■ **DIRECTIVE**:
Work out how many lines of the records hold the string "name", and reply with that number alone.

········

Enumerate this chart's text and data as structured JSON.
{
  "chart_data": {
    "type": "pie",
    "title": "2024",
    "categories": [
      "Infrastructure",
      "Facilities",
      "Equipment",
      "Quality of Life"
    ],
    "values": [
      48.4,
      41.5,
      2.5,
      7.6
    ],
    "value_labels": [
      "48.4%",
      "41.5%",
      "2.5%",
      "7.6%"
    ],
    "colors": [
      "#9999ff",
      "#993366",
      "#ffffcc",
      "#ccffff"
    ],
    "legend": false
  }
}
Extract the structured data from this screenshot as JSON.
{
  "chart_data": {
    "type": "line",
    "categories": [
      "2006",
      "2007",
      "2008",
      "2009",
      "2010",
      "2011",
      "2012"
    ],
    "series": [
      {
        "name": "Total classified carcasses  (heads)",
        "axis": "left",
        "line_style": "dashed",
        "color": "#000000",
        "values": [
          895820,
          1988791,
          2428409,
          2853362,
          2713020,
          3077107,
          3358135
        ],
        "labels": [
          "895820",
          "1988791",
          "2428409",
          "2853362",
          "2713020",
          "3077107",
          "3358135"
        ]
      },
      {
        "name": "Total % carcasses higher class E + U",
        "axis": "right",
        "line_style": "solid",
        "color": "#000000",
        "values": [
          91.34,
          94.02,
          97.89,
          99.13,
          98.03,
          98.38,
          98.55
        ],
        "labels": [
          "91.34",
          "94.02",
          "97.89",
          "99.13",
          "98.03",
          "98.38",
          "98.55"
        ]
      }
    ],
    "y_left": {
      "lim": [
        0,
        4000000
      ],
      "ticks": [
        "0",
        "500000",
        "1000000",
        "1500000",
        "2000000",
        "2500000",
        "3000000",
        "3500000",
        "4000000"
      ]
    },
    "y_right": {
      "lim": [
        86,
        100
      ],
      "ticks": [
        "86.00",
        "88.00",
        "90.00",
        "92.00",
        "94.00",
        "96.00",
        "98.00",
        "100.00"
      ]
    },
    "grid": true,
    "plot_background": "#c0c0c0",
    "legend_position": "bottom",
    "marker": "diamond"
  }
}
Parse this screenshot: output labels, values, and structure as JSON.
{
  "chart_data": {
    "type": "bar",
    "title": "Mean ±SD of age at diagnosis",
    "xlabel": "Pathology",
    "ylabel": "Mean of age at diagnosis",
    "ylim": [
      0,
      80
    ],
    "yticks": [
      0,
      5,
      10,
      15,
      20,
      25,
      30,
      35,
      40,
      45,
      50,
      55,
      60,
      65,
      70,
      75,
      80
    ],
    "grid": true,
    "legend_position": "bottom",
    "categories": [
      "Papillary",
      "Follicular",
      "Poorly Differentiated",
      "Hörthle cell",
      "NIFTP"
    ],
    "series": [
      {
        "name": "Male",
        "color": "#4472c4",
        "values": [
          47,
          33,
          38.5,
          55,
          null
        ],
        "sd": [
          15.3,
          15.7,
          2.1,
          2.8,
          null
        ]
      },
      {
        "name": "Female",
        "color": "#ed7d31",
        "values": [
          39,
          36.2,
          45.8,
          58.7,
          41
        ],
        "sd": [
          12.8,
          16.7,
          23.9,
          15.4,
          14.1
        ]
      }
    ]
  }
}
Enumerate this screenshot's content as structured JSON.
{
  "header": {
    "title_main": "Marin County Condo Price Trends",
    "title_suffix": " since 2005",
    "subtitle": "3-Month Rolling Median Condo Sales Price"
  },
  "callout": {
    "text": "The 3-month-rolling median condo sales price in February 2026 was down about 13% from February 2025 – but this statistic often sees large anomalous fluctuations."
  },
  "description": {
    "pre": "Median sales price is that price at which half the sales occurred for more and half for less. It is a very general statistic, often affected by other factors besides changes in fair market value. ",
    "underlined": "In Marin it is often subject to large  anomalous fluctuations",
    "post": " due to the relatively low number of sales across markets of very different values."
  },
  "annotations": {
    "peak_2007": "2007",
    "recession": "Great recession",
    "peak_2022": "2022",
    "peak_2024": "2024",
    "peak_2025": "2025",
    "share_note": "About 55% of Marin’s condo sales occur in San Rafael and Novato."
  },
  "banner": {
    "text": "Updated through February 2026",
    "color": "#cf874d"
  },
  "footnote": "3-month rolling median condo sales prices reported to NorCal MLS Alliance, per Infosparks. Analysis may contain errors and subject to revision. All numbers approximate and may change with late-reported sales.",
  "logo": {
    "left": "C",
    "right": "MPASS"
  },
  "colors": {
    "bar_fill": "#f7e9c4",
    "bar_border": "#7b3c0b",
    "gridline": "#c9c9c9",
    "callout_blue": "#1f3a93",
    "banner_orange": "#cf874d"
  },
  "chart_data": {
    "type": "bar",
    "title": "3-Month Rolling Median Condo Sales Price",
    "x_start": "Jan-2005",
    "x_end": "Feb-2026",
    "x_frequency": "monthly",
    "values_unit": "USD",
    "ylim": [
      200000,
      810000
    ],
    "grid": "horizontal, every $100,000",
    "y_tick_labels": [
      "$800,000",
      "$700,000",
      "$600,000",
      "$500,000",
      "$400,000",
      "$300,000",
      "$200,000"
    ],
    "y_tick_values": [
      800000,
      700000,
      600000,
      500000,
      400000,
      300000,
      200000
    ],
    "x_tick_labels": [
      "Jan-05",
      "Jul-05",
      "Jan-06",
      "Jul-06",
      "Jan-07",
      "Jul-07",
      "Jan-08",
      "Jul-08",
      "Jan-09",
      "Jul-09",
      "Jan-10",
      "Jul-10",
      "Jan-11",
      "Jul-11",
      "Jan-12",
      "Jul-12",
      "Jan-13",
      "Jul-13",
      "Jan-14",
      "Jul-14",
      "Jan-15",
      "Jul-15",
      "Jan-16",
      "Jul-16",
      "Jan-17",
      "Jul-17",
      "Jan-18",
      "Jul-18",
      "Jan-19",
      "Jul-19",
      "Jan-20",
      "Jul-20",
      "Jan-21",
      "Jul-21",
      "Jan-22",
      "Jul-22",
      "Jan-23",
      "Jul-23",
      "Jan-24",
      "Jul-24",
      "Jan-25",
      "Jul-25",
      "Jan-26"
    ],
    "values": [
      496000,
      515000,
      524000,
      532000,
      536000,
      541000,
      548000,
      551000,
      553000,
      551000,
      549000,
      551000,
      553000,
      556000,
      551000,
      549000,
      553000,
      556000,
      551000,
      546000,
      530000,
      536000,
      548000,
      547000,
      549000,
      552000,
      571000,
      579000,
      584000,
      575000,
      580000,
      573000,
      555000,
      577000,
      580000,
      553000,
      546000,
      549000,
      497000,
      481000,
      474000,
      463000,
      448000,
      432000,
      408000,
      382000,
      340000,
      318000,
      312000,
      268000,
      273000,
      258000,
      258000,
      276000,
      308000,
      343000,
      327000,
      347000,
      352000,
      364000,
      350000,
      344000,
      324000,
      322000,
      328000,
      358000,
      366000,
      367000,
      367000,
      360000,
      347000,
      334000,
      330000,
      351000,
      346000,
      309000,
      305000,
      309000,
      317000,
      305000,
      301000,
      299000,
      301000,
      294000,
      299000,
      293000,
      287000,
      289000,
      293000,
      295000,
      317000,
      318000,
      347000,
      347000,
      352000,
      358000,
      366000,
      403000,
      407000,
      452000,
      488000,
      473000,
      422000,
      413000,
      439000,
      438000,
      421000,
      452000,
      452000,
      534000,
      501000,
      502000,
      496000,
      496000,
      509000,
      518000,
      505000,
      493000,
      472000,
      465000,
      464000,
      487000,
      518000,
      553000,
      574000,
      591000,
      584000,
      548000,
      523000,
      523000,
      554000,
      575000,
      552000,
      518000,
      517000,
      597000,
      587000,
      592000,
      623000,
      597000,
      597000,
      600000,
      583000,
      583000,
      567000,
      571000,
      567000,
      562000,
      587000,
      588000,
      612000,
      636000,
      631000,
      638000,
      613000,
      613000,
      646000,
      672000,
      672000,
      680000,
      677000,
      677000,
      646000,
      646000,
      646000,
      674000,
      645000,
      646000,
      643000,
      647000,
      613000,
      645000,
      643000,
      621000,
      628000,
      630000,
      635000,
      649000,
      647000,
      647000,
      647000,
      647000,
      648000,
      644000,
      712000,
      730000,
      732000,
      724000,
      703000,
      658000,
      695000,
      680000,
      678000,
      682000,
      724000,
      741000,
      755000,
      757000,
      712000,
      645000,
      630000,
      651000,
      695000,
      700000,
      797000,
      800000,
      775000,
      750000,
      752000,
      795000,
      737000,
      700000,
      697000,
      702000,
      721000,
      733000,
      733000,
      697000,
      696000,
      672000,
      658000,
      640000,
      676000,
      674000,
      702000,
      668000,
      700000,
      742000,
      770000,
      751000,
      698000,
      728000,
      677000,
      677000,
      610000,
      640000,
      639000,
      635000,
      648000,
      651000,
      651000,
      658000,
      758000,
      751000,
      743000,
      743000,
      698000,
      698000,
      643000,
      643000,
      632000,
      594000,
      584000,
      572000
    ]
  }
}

········

■ **COMPLETE ANSWER**:
4